### Work to do
From the listing below, return each line that includes "componenti".

### Records to use
++++++++++++++++++++

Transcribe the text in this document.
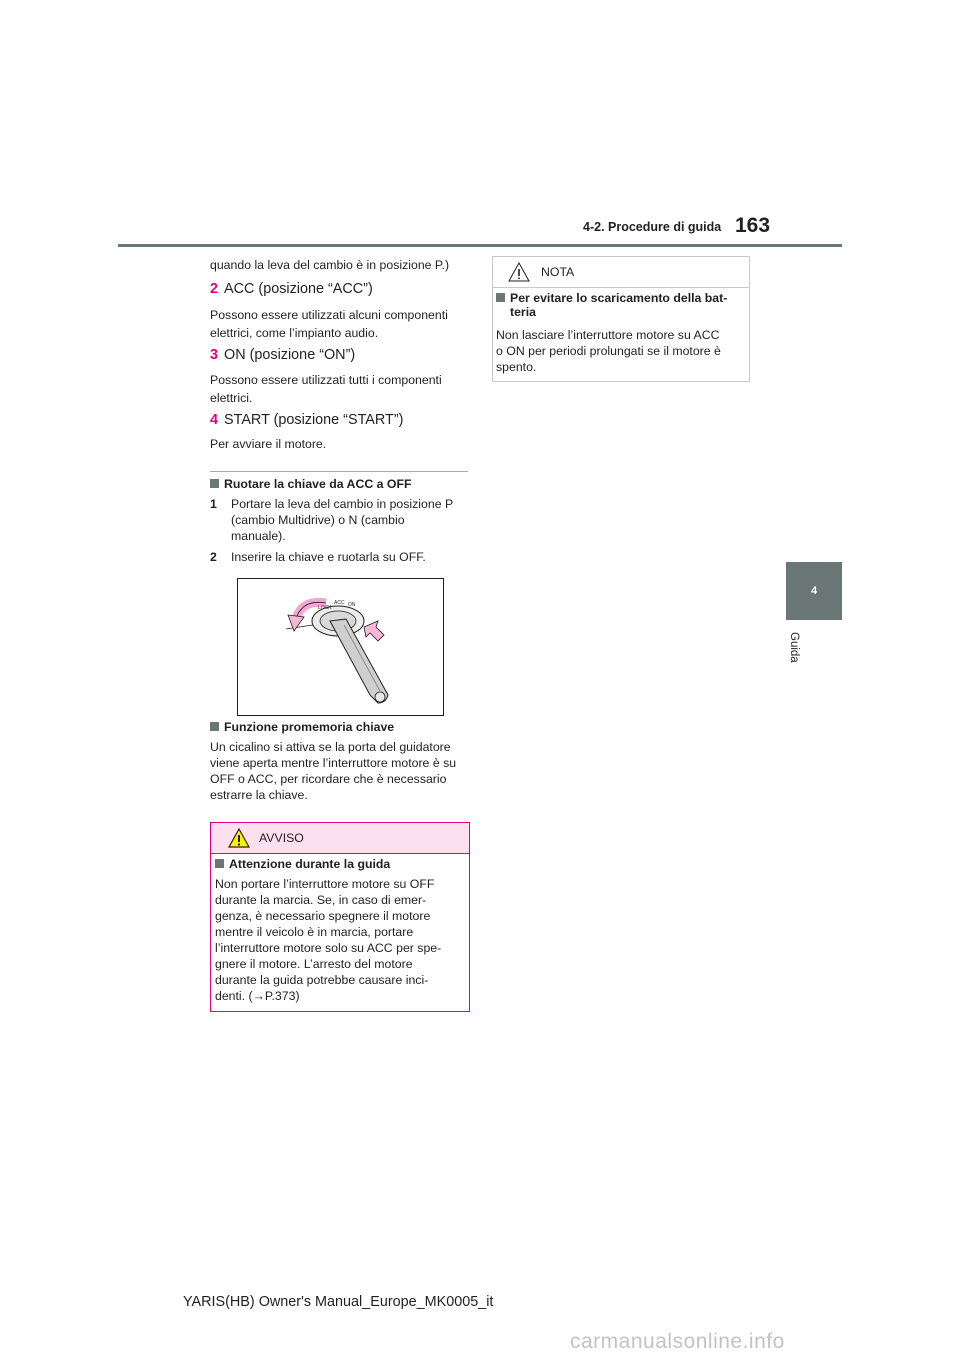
4-2. Procedure di guida 163
4
Guida
quando la leva del cambio è in posizione P.)
2 ACC (posizione “ACC”)
Possono essere utilizzati alcuni componenti
elettrici, come l’impianto audio.
3 ON (posizione “ON”)
Possono essere utilizzati tutti i componenti
elettrici.
4 START (posizione “START”)
Per avviare il motore.
Ruotare la chiave da ACC a OFF
1 Portare la leva del cambio in posizione P
(cambio Multidrive) o N (cambio
manuale).
2 Inserire la chiave e ruotarla su OFF.
LOCK
ACC ON
Funzione promemoria chiave
Un cicalino si attiva se la porta del guidatore
viene aperta mentre l’interruttore motore è su
OFF o ACC, per ricordare che è necessario
estrarre la chiave.
AVVISO
Attenzione durante la guida
Non portare l’interruttore motore su OFF
durante la marcia. Se, in caso di emer-
genza, è necessario spegnere il motore
mentre il veicolo è in marcia, portare
l’interruttore motore solo su ACC per spe-
gnere il motore. L’arresto del motore
durante la guida potrebbe causare inci-
denti. (→P.373)
NOTA
Per evitare lo scaricamento della bat-
teria
Non lasciare l’interruttore motore su ACC
o ON per periodi prolungati se il motore è
spento.
YARIS(HB) Owner's Manual_Europe_MK0005_it
carmanualsonline.info
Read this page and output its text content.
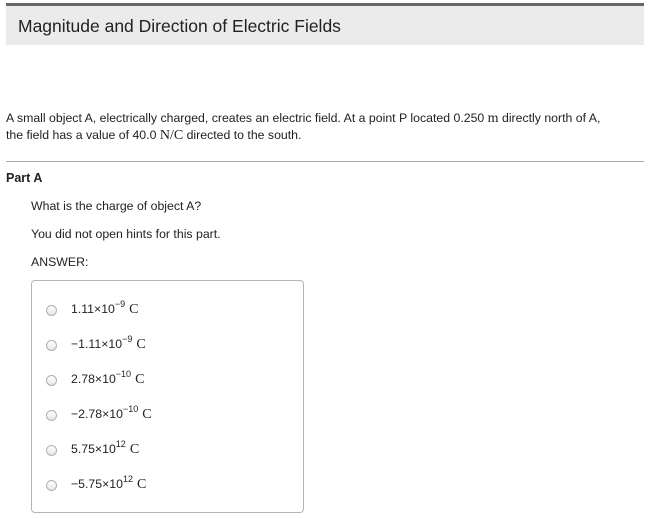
Magnitude and Direction of Electric Fields
A small object A, electrically charged, creates an electric field. At a point P located 0.250 m directly north of A,
the field has a value of 40.0 N/C directed to the south.
Part A
What is the charge of object A?
You did not open hints for this part.
ANSWER:
$1.11\times 10^{-9}$ C
$-1.11\times 10^{-9}$ C
$2.78\times 10^{-10}$ C
$-2.78\times 10^{-10}$ C
$5.75\times 10^{12}$ C
$-5.75\times 10^{12}$ C
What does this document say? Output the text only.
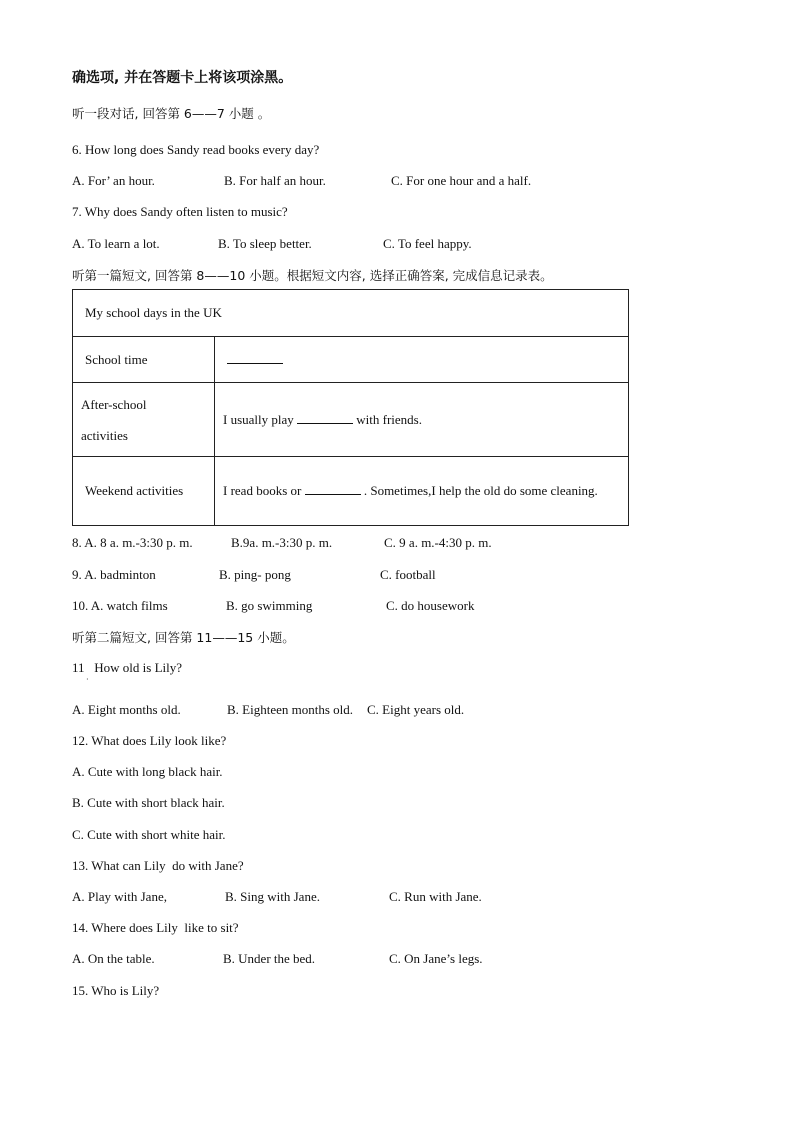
确选项, 并在答题卡上将该项涂黑。
听一段对话, 回答第 6——7 小题 。
6. How long does Sandy read books every day?
A. For’ an hour.	B. For half an hour.	C. For one hour and a half.
7. Why does Sandy often listen to music?
A. To learn a lot.	B. To sleep better.	C. To feel happy.
听第一篇短文, 回答第 8——10 小题。根据短文内容, 选择正确答案, 完成信息记录表。
My school days in the UK	
School time	
After-school
activities	I usually play with friends.
Weekend activities	I read books or . Sometimes,I help the old do some cleaning.
8. A. 8 a. m.-3:30 p. m.	B.9a. m.-3:30 p. m.	C. 9 a. m.-4:30 p. m.
9. A. badminton	B. ping- pong	C. football
10. A. watch films	B. go swimming	C. do housework
听第二篇短文, 回答第 11——15 小题。
11   How old is Lily?
·
A. Eight months old.	B. Eighteen months old. C. Eight years old.
12. What does Lily look like?
A. Cute with long black hair.
B. Cute with short black hair.
C. Cute with short white hair.
13. What can Lily  do with Jane?
A. Play with Jane,	B. Sing with Jane.	C. Run with Jane.
14. Where does Lily  like to sit?
A. On the table.	B. Under the bed.	C. On Jane’s legs.
15. Who is Lily?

++++++++++++++++++++

### Output below
Possono essere utilizzati alcuni componenti
Possono essere utilizzati tutti i componenti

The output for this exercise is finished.